--- Start of Data ---

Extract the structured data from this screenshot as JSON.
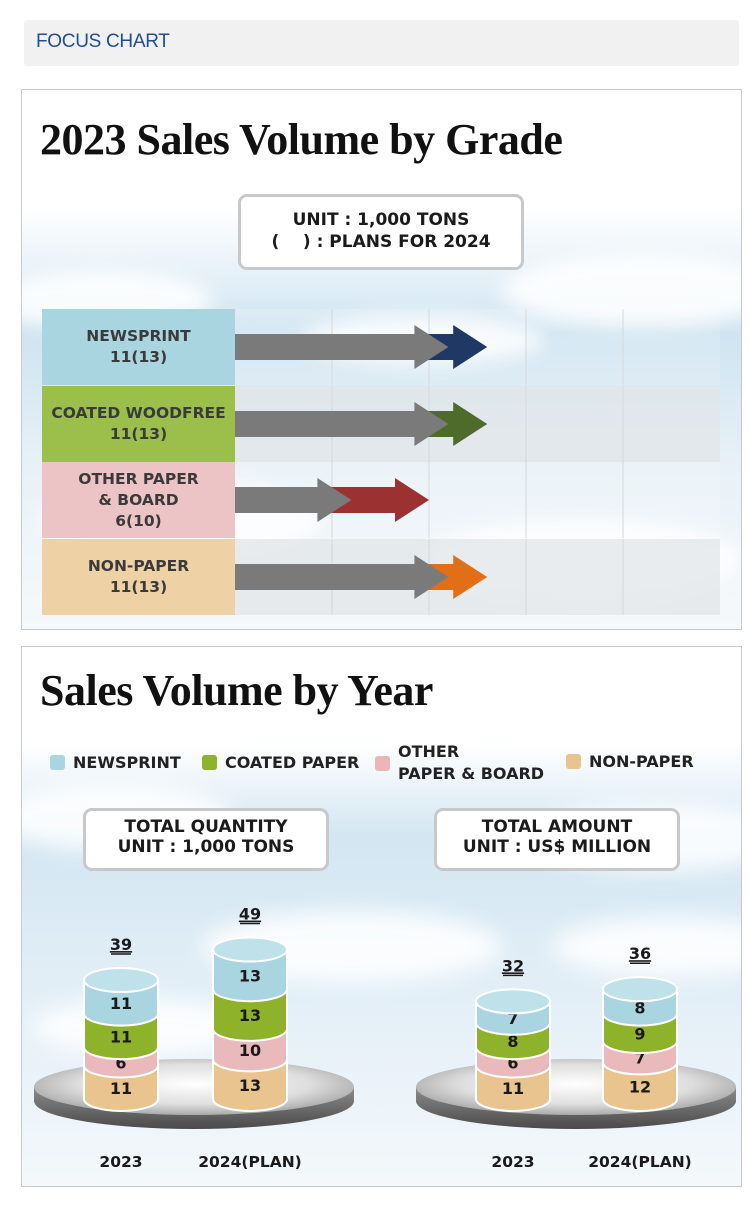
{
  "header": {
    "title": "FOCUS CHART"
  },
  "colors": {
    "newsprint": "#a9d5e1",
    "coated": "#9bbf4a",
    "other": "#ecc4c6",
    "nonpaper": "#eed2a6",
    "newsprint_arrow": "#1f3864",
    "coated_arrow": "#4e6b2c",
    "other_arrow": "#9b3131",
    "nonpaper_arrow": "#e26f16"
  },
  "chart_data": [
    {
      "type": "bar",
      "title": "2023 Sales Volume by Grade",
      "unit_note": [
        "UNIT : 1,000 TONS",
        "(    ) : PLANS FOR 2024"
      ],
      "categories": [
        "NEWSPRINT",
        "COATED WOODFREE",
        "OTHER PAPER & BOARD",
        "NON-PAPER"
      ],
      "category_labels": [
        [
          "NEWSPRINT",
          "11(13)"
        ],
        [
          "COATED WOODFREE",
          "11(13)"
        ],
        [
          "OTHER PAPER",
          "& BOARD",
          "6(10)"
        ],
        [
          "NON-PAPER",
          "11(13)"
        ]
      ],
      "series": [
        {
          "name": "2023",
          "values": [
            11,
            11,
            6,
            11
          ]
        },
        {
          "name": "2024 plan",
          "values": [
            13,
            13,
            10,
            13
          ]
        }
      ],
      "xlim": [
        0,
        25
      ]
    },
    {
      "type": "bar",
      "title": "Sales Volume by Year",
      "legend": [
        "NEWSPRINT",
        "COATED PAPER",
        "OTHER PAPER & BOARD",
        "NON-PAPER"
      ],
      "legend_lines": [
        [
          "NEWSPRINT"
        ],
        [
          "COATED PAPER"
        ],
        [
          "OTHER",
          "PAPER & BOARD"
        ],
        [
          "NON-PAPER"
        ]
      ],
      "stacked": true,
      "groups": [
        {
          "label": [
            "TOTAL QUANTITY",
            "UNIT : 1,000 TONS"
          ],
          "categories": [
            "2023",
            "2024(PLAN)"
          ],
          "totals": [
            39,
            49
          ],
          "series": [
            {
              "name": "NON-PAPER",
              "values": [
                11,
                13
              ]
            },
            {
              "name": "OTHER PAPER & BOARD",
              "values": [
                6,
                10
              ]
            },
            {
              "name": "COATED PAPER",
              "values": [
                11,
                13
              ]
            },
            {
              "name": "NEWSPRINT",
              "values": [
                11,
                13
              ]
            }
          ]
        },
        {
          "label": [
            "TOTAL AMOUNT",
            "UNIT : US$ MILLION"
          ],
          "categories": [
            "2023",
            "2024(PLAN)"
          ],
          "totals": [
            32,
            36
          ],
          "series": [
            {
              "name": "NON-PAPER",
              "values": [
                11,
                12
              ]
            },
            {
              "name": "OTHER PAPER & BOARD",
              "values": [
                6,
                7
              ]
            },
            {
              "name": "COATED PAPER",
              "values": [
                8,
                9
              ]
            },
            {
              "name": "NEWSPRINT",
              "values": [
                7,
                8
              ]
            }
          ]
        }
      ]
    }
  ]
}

--- End of Data ---
--- Start of Data ---

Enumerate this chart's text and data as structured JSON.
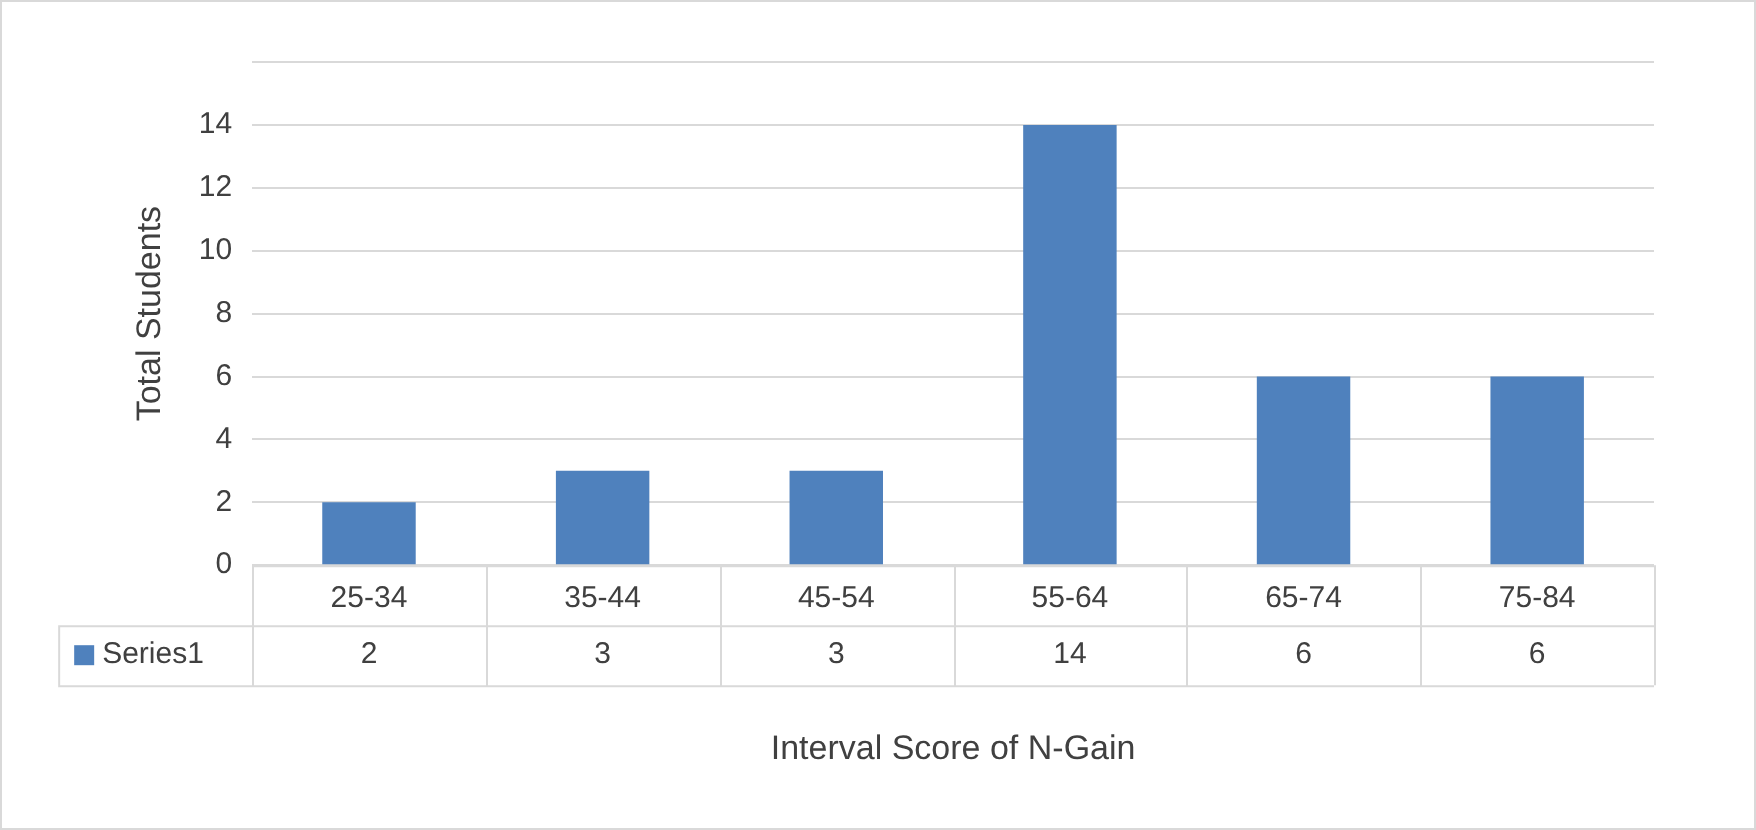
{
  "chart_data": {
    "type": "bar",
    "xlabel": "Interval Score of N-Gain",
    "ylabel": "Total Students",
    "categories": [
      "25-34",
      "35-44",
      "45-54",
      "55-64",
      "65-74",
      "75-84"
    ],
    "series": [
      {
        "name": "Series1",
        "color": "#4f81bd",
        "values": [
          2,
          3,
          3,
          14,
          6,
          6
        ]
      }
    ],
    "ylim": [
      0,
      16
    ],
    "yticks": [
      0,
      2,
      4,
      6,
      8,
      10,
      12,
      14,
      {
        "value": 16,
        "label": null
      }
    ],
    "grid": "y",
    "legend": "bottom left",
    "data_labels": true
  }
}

--- End of Data ---
--- Start of Data ---

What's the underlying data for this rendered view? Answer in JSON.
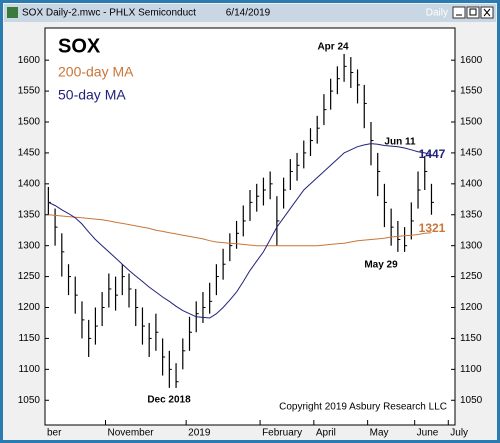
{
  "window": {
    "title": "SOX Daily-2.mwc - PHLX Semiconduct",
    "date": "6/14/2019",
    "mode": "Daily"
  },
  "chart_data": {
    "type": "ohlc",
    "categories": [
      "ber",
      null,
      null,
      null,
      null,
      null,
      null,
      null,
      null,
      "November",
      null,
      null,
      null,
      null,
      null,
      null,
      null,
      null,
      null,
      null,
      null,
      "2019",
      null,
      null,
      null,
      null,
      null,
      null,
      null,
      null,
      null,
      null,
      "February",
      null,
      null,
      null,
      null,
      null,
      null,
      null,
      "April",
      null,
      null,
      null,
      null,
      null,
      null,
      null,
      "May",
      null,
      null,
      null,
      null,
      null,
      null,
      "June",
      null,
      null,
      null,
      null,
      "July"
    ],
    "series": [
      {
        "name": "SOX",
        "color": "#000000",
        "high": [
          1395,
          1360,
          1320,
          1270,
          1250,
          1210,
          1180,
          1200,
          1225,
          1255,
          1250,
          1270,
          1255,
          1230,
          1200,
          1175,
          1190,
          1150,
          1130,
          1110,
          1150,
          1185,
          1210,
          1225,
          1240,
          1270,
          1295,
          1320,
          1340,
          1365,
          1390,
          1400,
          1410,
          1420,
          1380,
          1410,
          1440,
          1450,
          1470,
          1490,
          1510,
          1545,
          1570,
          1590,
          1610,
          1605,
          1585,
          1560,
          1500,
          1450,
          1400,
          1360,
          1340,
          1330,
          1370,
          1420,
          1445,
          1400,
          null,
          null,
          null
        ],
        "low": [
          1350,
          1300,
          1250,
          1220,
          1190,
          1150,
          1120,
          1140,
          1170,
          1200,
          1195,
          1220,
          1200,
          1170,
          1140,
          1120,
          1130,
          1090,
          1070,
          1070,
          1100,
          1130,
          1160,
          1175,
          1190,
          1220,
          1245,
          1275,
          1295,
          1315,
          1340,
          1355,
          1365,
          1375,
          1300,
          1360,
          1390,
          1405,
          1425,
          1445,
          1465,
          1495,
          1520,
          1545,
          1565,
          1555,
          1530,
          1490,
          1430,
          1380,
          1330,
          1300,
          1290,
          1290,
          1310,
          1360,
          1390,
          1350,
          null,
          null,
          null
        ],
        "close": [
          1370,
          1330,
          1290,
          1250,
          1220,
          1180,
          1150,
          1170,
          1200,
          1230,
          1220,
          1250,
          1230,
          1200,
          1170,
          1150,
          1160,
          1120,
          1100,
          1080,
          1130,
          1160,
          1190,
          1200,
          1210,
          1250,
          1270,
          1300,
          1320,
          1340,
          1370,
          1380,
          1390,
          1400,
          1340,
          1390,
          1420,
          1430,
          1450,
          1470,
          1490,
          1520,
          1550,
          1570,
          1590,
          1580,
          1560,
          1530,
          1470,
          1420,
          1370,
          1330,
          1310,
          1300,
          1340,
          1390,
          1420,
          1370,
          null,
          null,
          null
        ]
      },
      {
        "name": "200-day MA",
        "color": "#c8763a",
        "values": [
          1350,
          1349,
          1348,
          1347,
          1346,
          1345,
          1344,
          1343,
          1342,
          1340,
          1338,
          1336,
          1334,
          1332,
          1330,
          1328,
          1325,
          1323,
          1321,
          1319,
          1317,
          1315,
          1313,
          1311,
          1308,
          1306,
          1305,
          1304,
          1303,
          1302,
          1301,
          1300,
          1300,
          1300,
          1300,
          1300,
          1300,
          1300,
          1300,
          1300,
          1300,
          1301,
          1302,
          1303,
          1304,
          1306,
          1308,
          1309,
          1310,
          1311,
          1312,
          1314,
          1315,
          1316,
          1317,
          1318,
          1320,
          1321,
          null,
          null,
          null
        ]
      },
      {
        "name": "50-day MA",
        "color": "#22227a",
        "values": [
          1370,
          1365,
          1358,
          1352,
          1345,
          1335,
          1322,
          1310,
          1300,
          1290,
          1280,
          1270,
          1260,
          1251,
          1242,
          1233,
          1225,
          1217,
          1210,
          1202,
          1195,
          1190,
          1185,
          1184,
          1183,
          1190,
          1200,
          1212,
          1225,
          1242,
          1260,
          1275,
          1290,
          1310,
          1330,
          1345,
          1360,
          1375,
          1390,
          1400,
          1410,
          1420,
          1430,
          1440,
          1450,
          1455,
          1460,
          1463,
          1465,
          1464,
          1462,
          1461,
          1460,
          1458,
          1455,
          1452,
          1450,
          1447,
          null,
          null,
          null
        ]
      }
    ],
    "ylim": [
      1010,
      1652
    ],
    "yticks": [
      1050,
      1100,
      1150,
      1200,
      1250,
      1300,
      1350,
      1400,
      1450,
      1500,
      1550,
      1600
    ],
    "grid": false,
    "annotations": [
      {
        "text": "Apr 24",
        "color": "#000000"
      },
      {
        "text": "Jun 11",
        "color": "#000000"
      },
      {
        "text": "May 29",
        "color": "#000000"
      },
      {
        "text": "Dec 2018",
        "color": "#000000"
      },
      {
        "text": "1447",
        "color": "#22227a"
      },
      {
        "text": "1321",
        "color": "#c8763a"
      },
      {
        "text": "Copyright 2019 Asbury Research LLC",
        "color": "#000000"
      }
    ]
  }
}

--- End of Data ---

[Written request] Find every line in the records above that contains the word "this", and copy each one.

[Written response]
Extract the structured data from this screenshot as JSON.
Enumerate this chart's text and data as structured JSON.
What's the underlying data for this rendered view? Answer in JSON.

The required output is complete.